PAGE TEXT:
_ _ _ _ _ _ _

A collage of inauguration images including Joe Biden and Kamala Harris, Donald Trump, Lady Gaga and Bernie Sanders.
Inauguration Day inspired its fair share of memes.
(Photo illustration by Micah Fluellen / Los Angeles Times; Getty Images)

Welcome to the first Essential Arts newsletter of the President Biden era. I’m Times arts writer Jessica Gelt, filling in for the indefatigable Carolina Miranda with a rundown of the week’s culture news — the Bernie memes edition.

The Biden inauguration, with L.A. assists

The inauguration proceedings were a little surreal, what with the National Mall largely empty and the ceremony at the Capitol filled with ex-presidents in face coverings reminding us that we might have a new administration, but we’re still in the same old pandemic times.

_ _ _ _ _ _ _

PROBLEM SET:
1. Translate this sentence from the Essential Arts newsletter into Spanish: "Inauguration Day inspired its fair share of memes."
2. Answer these questions using the Essential Arts newsletter:
(a) Who made the photo illustration?
(b) Whom is Jessica Gelt filling in for?
(c) What were the ex-presidents at the Capitol ceremony wearing?
The items are not needed for any of this work.

Extracted records:
_ _ _ _ _ _ _

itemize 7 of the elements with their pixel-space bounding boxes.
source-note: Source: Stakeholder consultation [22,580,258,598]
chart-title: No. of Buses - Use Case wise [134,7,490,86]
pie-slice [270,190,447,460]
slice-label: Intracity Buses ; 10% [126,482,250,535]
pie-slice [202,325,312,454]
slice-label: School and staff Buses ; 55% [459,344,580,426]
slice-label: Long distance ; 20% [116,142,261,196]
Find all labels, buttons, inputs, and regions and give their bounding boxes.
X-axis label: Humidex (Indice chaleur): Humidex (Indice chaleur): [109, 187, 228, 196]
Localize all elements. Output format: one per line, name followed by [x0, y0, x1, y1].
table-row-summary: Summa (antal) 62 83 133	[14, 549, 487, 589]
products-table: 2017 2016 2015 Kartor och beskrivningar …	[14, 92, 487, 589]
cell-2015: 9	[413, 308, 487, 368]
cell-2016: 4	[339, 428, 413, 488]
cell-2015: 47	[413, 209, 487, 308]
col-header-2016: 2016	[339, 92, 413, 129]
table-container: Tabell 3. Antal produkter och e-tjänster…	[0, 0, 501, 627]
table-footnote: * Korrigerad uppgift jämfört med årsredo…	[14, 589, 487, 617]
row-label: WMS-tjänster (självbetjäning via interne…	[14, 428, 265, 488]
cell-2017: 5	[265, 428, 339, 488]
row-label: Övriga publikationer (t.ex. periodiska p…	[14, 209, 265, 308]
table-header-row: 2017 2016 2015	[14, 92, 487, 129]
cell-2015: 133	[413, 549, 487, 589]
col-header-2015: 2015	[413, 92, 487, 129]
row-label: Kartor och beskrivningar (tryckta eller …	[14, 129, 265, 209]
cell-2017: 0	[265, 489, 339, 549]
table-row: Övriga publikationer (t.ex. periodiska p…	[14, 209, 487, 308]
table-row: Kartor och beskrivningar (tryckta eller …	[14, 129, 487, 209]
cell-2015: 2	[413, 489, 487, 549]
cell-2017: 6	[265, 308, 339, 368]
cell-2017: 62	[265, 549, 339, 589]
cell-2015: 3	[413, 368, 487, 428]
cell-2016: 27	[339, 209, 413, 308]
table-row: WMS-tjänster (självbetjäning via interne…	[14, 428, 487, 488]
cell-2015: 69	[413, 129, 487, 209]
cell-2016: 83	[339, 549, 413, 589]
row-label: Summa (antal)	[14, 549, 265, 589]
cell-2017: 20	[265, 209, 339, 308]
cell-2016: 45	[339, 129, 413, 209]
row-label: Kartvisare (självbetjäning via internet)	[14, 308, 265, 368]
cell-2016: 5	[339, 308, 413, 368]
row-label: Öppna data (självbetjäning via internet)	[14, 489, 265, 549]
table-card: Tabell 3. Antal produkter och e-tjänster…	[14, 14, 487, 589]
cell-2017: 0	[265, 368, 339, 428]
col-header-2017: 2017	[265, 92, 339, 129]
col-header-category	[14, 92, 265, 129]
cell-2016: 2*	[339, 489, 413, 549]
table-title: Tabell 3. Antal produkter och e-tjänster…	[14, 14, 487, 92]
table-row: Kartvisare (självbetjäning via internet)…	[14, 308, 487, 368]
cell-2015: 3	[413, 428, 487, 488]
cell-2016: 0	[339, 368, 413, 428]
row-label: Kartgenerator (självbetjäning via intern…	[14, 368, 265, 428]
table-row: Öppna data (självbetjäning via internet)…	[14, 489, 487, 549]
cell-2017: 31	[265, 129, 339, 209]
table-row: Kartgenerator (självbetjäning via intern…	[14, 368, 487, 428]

_ _ _ _ _ _ _

RESULTS BY TASK:
1. El Día de la Investidura inspiró una buena cantidad de memes.

2.
(a) Micah Fluellen
(b) Carolina Miranda
(c) Face coverings